▸ Your goal:
In the data below, locate each line with the word "been" and list it.

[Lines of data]
* Start *

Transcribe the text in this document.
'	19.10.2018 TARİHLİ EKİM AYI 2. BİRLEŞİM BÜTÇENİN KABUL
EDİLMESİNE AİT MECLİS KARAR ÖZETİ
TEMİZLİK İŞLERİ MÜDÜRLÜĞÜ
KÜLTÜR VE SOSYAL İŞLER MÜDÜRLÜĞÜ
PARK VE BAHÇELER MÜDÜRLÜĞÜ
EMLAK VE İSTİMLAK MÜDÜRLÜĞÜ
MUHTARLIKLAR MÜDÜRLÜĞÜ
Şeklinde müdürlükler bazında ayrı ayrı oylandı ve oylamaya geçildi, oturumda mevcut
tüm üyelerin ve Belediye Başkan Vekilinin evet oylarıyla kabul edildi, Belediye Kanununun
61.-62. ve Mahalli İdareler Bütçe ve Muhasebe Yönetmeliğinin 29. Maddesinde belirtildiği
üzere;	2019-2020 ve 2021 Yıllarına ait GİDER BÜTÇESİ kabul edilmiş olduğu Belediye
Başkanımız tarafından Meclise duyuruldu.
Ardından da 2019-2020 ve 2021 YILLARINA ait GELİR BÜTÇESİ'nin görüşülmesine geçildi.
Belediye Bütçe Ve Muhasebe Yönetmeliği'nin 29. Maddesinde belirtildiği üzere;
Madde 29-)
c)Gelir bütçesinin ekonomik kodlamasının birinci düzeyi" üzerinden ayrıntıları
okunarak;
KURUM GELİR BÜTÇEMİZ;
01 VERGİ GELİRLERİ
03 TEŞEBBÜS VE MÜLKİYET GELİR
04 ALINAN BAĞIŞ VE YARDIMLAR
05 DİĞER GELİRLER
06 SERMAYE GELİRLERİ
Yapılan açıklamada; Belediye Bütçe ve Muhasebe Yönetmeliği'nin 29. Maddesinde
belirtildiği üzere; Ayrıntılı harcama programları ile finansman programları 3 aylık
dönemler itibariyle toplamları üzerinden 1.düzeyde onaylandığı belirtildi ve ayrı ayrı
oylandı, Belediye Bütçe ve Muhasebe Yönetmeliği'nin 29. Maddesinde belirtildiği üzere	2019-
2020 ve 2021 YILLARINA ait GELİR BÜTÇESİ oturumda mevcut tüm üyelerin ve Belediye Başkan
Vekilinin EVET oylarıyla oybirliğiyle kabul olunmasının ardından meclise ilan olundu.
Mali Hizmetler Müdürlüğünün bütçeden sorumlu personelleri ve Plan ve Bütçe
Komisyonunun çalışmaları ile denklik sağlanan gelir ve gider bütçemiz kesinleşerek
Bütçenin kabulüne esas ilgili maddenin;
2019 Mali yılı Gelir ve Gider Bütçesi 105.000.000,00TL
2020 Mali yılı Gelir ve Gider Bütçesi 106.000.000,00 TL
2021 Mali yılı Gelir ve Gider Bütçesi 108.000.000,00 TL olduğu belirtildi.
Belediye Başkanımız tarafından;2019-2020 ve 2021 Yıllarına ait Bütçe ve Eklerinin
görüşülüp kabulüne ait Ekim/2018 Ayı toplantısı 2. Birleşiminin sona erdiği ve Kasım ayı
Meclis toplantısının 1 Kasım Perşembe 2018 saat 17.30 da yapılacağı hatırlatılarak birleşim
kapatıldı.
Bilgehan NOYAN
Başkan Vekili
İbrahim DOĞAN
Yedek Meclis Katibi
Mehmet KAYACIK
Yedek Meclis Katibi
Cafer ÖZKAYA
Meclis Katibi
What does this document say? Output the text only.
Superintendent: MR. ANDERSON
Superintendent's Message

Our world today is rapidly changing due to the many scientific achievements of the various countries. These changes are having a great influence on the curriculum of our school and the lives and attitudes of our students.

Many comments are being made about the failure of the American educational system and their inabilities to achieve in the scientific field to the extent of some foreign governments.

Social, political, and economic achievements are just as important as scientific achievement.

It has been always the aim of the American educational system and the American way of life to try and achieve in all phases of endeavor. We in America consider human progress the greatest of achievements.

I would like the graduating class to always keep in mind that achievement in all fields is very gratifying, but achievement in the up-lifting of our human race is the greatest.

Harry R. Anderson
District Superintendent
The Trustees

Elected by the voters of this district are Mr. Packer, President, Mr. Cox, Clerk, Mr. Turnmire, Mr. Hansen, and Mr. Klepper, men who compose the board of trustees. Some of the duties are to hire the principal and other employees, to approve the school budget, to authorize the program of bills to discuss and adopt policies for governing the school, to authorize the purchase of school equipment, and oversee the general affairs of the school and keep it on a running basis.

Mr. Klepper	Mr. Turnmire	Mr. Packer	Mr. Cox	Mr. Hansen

* End *
* Start *

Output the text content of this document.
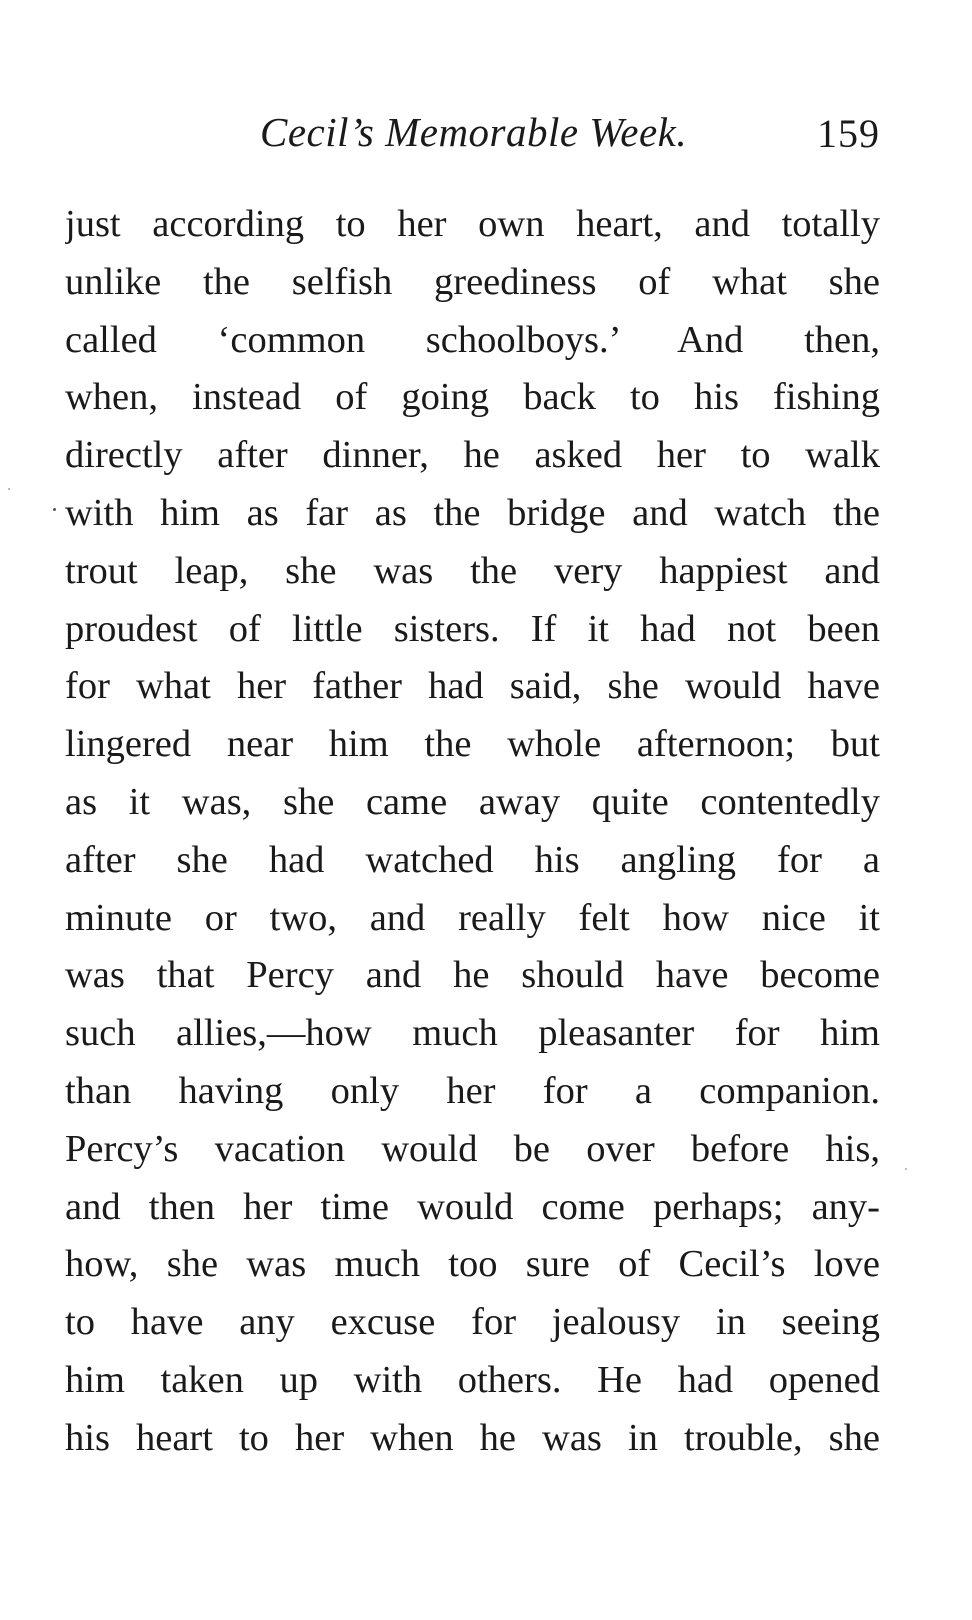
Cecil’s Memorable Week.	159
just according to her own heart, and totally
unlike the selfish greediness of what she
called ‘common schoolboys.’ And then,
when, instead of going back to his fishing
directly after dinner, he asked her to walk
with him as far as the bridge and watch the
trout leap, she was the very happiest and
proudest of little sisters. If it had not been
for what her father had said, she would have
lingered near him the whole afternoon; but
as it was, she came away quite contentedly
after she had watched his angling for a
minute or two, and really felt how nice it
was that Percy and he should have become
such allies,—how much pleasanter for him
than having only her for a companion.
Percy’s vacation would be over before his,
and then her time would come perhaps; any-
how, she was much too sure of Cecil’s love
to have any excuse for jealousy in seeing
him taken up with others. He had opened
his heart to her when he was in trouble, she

* End *
* Start *

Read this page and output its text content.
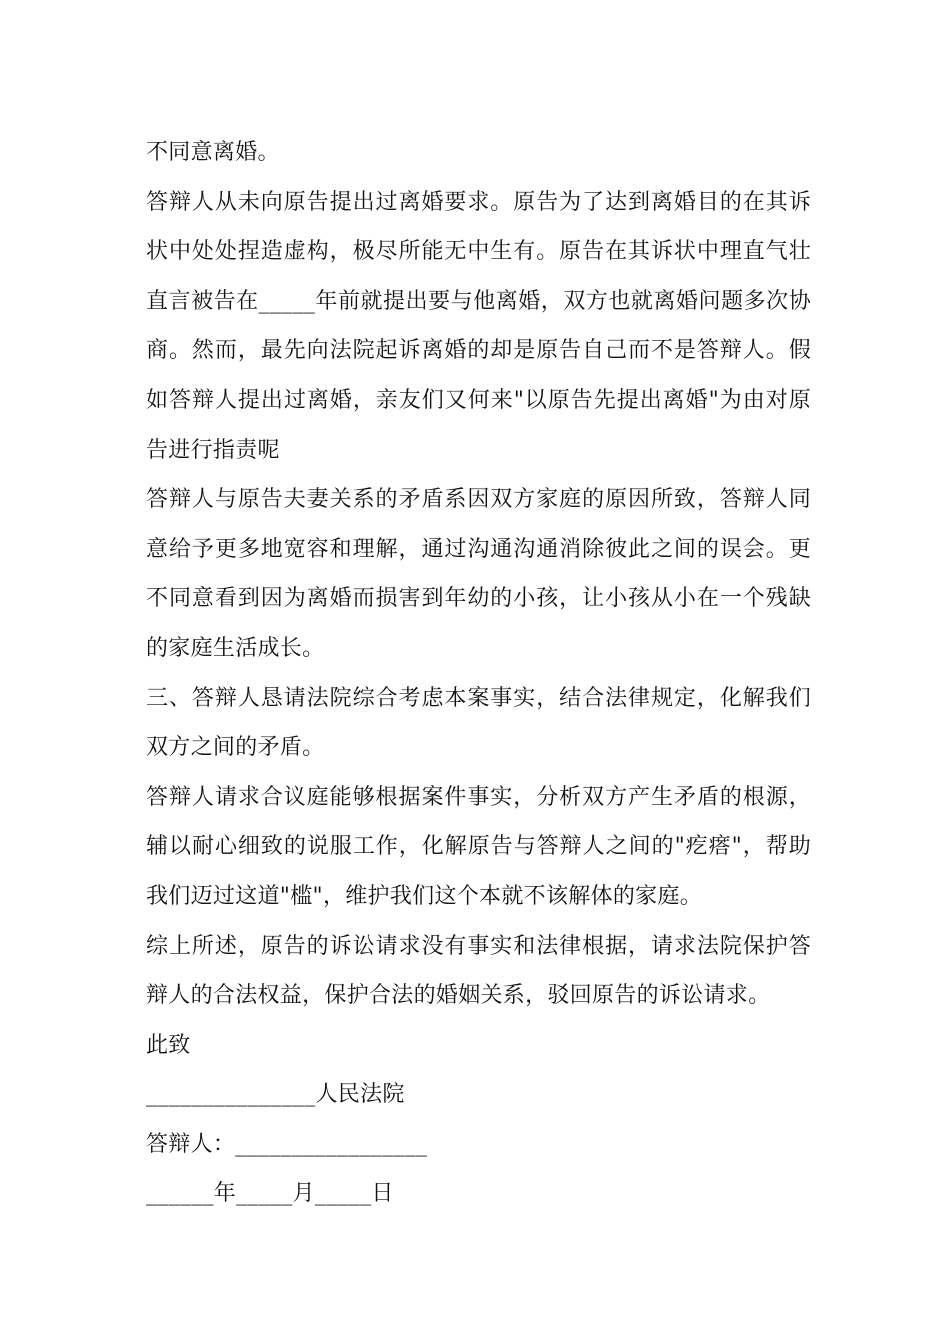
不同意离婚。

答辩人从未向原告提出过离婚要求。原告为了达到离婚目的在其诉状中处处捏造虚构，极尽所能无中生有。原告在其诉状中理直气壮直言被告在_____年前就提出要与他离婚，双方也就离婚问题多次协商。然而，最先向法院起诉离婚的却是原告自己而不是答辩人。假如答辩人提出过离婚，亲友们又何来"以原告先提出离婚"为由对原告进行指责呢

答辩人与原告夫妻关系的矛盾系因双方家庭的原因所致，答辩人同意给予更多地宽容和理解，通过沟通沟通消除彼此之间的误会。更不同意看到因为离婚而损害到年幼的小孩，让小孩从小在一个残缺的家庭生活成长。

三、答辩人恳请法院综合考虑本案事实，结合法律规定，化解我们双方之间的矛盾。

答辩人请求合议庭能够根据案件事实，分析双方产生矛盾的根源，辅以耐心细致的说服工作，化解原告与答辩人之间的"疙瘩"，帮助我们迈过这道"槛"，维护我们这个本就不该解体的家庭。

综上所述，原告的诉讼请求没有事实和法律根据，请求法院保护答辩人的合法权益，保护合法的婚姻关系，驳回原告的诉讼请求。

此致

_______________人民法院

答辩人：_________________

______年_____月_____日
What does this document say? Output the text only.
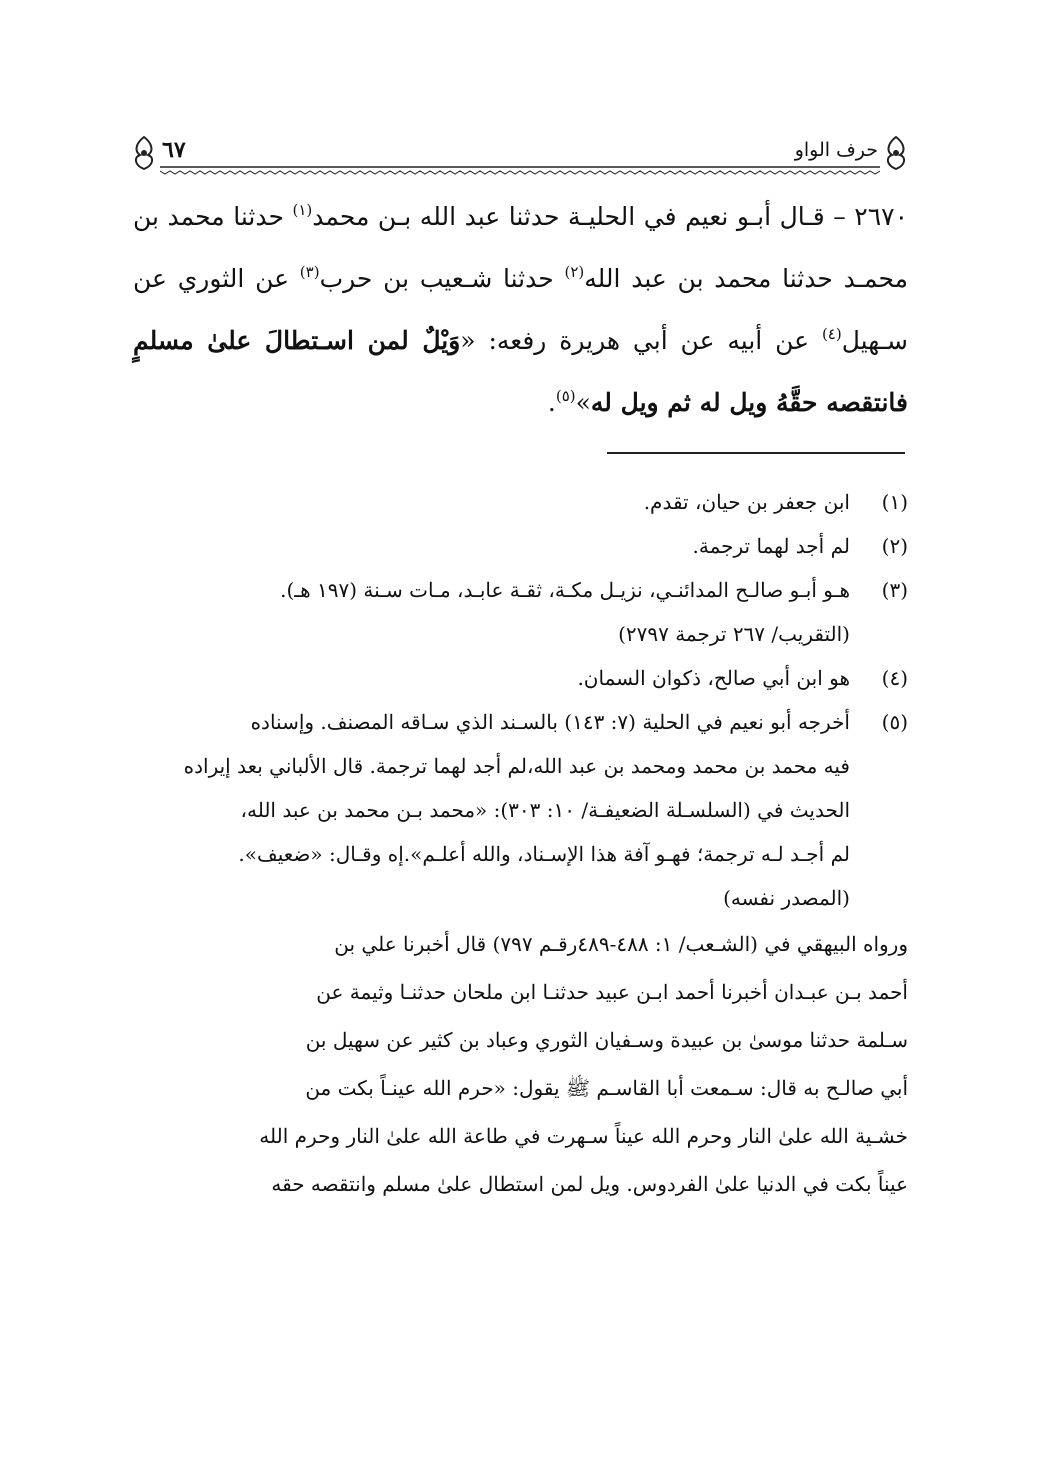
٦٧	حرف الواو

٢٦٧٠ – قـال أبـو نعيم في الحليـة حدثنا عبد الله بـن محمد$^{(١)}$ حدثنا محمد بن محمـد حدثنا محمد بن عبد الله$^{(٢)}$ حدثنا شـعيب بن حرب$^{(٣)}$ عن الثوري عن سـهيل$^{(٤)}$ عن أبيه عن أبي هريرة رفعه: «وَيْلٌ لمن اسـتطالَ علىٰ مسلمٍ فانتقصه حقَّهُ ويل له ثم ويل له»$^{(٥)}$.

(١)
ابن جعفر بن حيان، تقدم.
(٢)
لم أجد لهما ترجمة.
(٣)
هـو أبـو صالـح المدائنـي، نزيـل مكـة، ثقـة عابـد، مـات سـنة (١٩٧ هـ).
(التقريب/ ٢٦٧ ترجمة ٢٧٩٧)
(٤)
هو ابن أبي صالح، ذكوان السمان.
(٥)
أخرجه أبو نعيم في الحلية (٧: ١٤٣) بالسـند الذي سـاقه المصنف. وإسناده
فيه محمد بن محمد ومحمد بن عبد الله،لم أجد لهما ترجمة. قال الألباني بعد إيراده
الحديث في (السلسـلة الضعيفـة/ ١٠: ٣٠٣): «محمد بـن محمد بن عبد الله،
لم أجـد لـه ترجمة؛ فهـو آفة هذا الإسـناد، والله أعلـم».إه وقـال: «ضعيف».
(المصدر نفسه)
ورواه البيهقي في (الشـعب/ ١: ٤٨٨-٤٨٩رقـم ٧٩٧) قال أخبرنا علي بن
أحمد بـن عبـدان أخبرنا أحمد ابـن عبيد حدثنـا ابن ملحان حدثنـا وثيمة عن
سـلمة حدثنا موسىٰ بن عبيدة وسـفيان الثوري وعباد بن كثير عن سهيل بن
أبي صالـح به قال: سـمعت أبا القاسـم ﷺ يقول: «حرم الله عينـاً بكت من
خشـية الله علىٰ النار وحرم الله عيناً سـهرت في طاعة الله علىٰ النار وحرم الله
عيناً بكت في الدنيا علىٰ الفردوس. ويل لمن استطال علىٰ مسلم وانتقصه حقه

* End *

▸ Output below:
It has been always the aim of the American educational system and the American way of life to try and achieve in all phases of endeavor. We in America consider human progress the greatest of achievements.
proudest of little sisters. If it had not been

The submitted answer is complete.